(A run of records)
---
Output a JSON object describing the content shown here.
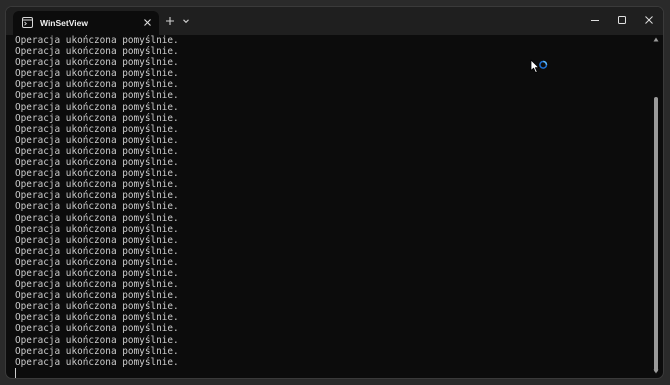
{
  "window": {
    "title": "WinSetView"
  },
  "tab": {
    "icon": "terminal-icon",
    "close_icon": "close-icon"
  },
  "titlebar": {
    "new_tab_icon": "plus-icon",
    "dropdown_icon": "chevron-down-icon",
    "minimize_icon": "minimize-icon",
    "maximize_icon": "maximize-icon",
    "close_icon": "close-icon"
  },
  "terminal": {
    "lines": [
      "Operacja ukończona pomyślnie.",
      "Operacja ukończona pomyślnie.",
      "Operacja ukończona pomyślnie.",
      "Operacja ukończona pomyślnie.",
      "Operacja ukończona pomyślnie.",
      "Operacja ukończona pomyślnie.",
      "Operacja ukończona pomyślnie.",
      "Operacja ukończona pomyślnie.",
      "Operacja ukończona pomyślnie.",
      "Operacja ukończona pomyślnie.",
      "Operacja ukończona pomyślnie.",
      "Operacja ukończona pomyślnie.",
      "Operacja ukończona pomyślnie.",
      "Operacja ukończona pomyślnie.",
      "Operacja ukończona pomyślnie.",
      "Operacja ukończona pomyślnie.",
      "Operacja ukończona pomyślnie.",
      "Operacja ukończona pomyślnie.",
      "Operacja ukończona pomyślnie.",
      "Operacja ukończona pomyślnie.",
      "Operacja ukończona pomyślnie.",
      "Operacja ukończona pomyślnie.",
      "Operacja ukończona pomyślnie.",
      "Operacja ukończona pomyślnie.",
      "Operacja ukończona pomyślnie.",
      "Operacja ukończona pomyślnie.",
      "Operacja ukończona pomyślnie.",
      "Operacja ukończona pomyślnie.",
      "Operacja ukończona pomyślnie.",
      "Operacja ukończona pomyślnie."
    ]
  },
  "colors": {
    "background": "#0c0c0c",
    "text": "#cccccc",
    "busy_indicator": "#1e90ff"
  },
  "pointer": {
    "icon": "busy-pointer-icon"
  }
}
---
All of the data above should be transcribed verbatim, with pictures omitted.

Output a JSON object describing the content shown here.
{
  "window": {
    "title": "WinSetView"
  },
  "tab": {
    "icon": "terminal-icon",
    "close_icon": "close-icon"
  },
  "titlebar": {
    "new_tab_icon": "plus-icon",
    "dropdown_icon": "chevron-down-icon",
    "minimize_icon": "minimize-icon",
    "maximize_icon": "maximize-icon",
    "close_icon": "close-icon"
  },
  "terminal": {
    "lines": [
      "Operacja ukończona pomyślnie.",
      "Operacja ukończona pomyślnie.",
      "Operacja ukończona pomyślnie.",
      "Operacja ukończona pomyślnie.",
      "Operacja ukończona pomyślnie.",
      "Operacja ukończona pomyślnie.",
      "Operacja ukończona pomyślnie.",
      "Operacja ukończona pomyślnie.",
      "Operacja ukończona pomyślnie.",
      "Operacja ukończona pomyślnie.",
      "Operacja ukończona pomyślnie.",
      "Operacja ukończona pomyślnie.",
      "Operacja ukończona pomyślnie.",
      "Operacja ukończona pomyślnie.",
      "Operacja ukończona pomyślnie.",
      "Operacja ukończona pomyślnie.",
      "Operacja ukończona pomyślnie.",
      "Operacja ukończona pomyślnie.",
      "Operacja ukończona pomyślnie.",
      "Operacja ukończona pomyślnie.",
      "Operacja ukończona pomyślnie.",
      "Operacja ukończona pomyślnie.",
      "Operacja ukończona pomyślnie.",
      "Operacja ukończona pomyślnie.",
      "Operacja ukończona pomyślnie.",
      "Operacja ukończona pomyślnie.",
      "Operacja ukończona pomyślnie.",
      "Operacja ukończona pomyślnie.",
      "Operacja ukończona pomyślnie.",
      "Operacja ukończona pomyślnie."
    ]
  },
  "colors": {
    "background": "#0c0c0c",
    "text": "#cccccc",
    "busy_indicator": "#1e90ff"
  },
  "pointer": {
    "icon": "busy-pointer-icon"
  }
}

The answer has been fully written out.